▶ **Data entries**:

====

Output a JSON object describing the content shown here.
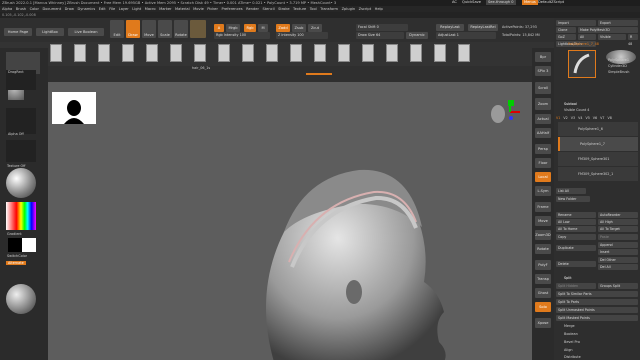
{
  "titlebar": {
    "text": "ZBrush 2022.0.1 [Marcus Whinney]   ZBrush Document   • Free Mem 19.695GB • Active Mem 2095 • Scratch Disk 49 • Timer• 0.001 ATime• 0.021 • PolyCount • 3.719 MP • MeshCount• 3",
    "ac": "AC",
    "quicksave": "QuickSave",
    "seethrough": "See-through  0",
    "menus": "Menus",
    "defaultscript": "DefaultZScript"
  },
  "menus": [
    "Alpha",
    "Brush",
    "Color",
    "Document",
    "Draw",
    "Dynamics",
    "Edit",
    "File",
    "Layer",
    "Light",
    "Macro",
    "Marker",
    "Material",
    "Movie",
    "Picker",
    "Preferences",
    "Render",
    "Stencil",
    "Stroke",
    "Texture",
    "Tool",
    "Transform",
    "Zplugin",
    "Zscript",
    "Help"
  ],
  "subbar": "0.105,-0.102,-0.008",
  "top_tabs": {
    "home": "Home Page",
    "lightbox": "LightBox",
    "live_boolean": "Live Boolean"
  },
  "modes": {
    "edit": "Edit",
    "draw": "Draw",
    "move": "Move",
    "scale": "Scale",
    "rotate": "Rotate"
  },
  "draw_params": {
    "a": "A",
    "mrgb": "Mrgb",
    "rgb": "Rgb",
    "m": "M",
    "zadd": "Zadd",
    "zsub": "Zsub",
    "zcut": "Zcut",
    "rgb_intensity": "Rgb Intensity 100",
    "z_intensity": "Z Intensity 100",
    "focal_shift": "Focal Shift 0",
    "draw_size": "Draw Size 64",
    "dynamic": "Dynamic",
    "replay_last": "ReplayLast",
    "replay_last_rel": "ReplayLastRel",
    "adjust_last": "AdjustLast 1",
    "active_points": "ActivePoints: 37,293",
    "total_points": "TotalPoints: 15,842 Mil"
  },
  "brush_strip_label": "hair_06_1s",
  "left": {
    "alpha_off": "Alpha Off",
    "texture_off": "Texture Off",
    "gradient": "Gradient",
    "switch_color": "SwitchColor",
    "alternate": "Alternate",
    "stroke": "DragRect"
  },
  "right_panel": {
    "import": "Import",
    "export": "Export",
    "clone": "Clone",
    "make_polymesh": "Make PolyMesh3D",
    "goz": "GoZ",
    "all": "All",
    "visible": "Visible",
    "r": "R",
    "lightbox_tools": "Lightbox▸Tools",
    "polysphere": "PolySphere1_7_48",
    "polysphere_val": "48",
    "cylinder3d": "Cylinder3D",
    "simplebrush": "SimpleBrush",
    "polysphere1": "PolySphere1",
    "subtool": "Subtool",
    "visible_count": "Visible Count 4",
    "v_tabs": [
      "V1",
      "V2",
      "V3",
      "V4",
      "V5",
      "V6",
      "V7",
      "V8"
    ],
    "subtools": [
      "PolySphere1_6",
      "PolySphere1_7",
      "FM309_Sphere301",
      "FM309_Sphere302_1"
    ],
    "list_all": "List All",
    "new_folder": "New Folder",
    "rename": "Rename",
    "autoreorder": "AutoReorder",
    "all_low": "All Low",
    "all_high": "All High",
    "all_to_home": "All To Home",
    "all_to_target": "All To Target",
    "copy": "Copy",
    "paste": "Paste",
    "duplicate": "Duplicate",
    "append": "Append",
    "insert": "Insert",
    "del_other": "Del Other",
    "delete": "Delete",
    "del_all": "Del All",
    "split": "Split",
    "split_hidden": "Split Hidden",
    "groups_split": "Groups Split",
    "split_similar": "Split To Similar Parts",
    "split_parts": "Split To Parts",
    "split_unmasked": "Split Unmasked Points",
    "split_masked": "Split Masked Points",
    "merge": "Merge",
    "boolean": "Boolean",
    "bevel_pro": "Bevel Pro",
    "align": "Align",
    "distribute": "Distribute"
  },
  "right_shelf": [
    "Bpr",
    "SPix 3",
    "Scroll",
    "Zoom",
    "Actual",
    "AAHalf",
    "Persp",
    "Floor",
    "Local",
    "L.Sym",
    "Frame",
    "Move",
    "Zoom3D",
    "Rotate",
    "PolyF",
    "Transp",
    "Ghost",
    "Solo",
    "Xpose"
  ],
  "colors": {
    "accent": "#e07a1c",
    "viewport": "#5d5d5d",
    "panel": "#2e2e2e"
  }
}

====

▶ **Exercise brief**: Without the pictures, repeat all the records word for word.

▶ **Exercise response**:
Output a JSON object describing the content shown here.
{
  "titlebar": {
    "text": "ZBrush 2022.0.1 [Marcus Whinney]   ZBrush Document   • Free Mem 19.695GB • Active Mem 2095 • Scratch Disk 49 • Timer• 0.001 ATime• 0.021 • PolyCount • 3.719 MP • MeshCount• 3",
    "ac": "AC",
    "quicksave": "QuickSave",
    "seethrough": "See-through  0",
    "menus": "Menus",
    "defaultscript": "DefaultZScript"
  },
  "menus": [
    "Alpha",
    "Brush",
    "Color",
    "Document",
    "Draw",
    "Dynamics",
    "Edit",
    "File",
    "Layer",
    "Light",
    "Macro",
    "Marker",
    "Material",
    "Movie",
    "Picker",
    "Preferences",
    "Render",
    "Stencil",
    "Stroke",
    "Texture",
    "Tool",
    "Transform",
    "Zplugin",
    "Zscript",
    "Help"
  ],
  "subbar": "0.105,-0.102,-0.008",
  "top_tabs": {
    "home": "Home Page",
    "lightbox": "LightBox",
    "live_boolean": "Live Boolean"
  },
  "modes": {
    "edit": "Edit",
    "draw": "Draw",
    "move": "Move",
    "scale": "Scale",
    "rotate": "Rotate"
  },
  "draw_params": {
    "a": "A",
    "mrgb": "Mrgb",
    "rgb": "Rgb",
    "m": "M",
    "zadd": "Zadd",
    "zsub": "Zsub",
    "zcut": "Zcut",
    "rgb_intensity": "Rgb Intensity 100",
    "z_intensity": "Z Intensity 100",
    "focal_shift": "Focal Shift 0",
    "draw_size": "Draw Size 64",
    "dynamic": "Dynamic",
    "replay_last": "ReplayLast",
    "replay_last_rel": "ReplayLastRel",
    "adjust_last": "AdjustLast 1",
    "active_points": "ActivePoints: 37,293",
    "total_points": "TotalPoints: 15,842 Mil"
  },
  "brush_strip_label": "hair_06_1s",
  "left": {
    "alpha_off": "Alpha Off",
    "texture_off": "Texture Off",
    "gradient": "Gradient",
    "switch_color": "SwitchColor",
    "alternate": "Alternate",
    "stroke": "DragRect"
  },
  "right_panel": {
    "import": "Import",
    "export": "Export",
    "clone": "Clone",
    "make_polymesh": "Make PolyMesh3D",
    "goz": "GoZ",
    "all": "All",
    "visible": "Visible",
    "r": "R",
    "lightbox_tools": "Lightbox▸Tools",
    "polysphere": "PolySphere1_7_48",
    "polysphere_val": "48",
    "cylinder3d": "Cylinder3D",
    "simplebrush": "SimpleBrush",
    "polysphere1": "PolySphere1",
    "subtool": "Subtool",
    "visible_count": "Visible Count 4",
    "v_tabs": [
      "V1",
      "V2",
      "V3",
      "V4",
      "V5",
      "V6",
      "V7",
      "V8"
    ],
    "subtools": [
      "PolySphere1_6",
      "PolySphere1_7",
      "FM309_Sphere301",
      "FM309_Sphere302_1"
    ],
    "list_all": "List All",
    "new_folder": "New Folder",
    "rename": "Rename",
    "autoreorder": "AutoReorder",
    "all_low": "All Low",
    "all_high": "All High",
    "all_to_home": "All To Home",
    "all_to_target": "All To Target",
    "copy": "Copy",
    "paste": "Paste",
    "duplicate": "Duplicate",
    "append": "Append",
    "insert": "Insert",
    "del_other": "Del Other",
    "delete": "Delete",
    "del_all": "Del All",
    "split": "Split",
    "split_hidden": "Split Hidden",
    "groups_split": "Groups Split",
    "split_similar": "Split To Similar Parts",
    "split_parts": "Split To Parts",
    "split_unmasked": "Split Unmasked Points",
    "split_masked": "Split Masked Points",
    "merge": "Merge",
    "boolean": "Boolean",
    "bevel_pro": "Bevel Pro",
    "align": "Align",
    "distribute": "Distribute"
  },
  "right_shelf": [
    "Bpr",
    "SPix 3",
    "Scroll",
    "Zoom",
    "Actual",
    "AAHalf",
    "Persp",
    "Floor",
    "Local",
    "L.Sym",
    "Frame",
    "Move",
    "Zoom3D",
    "Rotate",
    "PolyF",
    "Transp",
    "Ghost",
    "Solo",
    "Xpose"
  ],
  "colors": {
    "accent": "#e07a1c",
    "viewport": "#5d5d5d",
    "panel": "#2e2e2e"
  }
}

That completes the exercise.